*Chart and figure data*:
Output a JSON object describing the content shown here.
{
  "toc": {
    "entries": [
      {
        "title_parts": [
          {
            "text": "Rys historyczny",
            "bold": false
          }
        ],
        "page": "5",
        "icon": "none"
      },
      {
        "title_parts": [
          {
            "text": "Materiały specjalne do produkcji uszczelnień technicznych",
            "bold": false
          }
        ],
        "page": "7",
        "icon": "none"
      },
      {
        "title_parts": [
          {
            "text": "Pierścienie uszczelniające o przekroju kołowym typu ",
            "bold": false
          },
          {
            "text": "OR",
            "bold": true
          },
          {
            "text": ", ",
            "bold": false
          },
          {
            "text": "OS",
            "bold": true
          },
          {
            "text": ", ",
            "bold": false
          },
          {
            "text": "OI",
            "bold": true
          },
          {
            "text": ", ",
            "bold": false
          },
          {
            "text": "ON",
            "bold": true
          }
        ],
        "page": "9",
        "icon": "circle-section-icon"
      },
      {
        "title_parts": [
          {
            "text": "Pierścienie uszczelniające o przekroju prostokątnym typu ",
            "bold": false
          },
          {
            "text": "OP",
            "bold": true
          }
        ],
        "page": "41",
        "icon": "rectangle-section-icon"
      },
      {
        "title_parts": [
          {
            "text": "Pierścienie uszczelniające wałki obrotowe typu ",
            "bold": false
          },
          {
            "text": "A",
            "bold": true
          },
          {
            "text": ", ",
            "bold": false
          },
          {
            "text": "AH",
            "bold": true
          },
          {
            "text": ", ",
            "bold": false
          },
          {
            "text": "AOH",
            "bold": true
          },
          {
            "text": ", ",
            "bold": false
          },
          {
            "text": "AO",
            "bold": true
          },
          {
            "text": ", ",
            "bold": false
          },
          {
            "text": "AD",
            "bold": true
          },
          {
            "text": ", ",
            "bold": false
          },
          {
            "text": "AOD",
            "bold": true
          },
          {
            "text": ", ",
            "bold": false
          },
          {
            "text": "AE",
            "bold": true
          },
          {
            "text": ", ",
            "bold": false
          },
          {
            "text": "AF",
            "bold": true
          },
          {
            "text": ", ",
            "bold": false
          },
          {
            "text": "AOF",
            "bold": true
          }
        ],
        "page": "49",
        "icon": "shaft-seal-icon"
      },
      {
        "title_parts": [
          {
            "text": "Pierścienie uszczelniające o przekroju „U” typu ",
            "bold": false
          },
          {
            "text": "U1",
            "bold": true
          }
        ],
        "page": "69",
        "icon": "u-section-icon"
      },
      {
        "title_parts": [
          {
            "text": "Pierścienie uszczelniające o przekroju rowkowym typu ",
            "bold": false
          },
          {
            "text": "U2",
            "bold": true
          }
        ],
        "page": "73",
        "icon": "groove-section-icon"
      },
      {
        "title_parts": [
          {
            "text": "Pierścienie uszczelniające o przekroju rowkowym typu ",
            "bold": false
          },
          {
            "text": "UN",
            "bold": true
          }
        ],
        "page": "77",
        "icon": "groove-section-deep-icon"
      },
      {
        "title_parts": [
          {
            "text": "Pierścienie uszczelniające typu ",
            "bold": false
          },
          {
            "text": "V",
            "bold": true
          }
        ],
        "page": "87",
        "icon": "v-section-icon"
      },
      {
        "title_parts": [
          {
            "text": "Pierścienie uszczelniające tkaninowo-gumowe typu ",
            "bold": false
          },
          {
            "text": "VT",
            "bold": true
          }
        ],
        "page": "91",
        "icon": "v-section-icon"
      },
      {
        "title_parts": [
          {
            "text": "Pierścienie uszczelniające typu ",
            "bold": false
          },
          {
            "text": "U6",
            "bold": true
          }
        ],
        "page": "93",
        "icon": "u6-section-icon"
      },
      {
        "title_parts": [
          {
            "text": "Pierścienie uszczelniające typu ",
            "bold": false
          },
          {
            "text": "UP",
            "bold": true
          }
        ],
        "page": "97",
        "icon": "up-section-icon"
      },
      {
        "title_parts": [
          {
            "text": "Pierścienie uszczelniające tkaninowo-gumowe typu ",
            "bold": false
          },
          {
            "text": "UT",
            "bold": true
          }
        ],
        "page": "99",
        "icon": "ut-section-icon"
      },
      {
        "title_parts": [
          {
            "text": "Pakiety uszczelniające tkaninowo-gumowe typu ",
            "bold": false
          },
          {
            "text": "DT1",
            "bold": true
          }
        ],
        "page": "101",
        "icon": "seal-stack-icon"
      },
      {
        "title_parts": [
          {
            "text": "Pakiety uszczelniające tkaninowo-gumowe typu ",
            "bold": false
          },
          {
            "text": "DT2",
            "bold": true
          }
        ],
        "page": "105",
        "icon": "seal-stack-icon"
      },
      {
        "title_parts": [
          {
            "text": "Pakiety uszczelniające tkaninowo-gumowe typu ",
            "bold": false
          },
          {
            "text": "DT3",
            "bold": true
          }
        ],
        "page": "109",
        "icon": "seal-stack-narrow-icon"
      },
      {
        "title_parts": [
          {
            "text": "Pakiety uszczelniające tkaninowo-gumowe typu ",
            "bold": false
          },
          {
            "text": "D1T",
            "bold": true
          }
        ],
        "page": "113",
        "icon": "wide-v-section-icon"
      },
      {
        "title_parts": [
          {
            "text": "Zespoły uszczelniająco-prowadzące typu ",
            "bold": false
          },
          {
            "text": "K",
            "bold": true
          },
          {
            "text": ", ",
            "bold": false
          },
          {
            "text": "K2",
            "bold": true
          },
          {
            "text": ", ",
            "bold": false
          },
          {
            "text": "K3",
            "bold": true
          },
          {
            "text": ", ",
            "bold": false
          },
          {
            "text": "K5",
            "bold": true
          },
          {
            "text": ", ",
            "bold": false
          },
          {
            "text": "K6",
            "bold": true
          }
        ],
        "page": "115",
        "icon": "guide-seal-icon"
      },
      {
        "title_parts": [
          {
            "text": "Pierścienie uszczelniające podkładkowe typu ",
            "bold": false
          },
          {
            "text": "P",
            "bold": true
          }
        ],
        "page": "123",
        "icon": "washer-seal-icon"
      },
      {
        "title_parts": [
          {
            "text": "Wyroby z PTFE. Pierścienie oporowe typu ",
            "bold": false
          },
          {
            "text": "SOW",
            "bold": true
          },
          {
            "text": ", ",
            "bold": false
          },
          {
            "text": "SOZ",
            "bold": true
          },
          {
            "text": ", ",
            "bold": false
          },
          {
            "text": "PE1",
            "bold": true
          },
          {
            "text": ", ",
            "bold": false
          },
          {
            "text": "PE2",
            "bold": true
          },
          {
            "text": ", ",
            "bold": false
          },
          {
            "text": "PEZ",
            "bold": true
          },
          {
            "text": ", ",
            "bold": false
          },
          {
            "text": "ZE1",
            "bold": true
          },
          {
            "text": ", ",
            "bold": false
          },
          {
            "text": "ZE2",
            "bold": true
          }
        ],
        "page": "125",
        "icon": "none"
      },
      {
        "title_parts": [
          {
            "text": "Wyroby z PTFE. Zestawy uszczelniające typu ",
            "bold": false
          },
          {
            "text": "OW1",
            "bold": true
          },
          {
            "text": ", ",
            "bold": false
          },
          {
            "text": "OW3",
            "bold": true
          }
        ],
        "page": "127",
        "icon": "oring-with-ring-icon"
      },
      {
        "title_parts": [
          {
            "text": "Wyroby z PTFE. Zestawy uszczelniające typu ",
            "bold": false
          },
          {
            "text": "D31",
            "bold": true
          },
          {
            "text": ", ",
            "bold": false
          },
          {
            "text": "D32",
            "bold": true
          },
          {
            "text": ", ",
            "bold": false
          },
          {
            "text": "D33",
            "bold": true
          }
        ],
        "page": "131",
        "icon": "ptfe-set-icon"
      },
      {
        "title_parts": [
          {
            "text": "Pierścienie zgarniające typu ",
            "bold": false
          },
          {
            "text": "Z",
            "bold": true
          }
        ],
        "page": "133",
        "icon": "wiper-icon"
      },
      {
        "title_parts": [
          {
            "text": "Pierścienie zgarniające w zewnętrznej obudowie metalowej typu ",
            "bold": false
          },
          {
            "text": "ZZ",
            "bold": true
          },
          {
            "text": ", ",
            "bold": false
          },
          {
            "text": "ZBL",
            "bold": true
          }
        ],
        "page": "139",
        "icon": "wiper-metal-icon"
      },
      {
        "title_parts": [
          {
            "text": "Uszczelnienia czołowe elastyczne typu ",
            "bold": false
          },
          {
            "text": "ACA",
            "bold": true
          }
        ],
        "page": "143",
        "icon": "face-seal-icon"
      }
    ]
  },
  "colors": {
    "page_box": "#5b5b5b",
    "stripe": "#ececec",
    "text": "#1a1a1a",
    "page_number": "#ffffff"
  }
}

*TASK REQUIREMENTS*:
Pull out every line of the entries that includes the word "section".

*EXPECTED ANSWER*:
        "icon": "circle-section-icon"
        "icon": "rectangle-section-icon"
        "icon": "u-section-icon"
        "icon": "groove-section-icon"
        "icon": "groove-section-deep-icon"
        "icon": "v-section-icon"
        "icon": "v-section-icon"
        "icon": "u6-section-icon"
        "icon": "up-section-icon"
        "icon": "ut-section-icon"
        "icon": "wide-v-section-icon"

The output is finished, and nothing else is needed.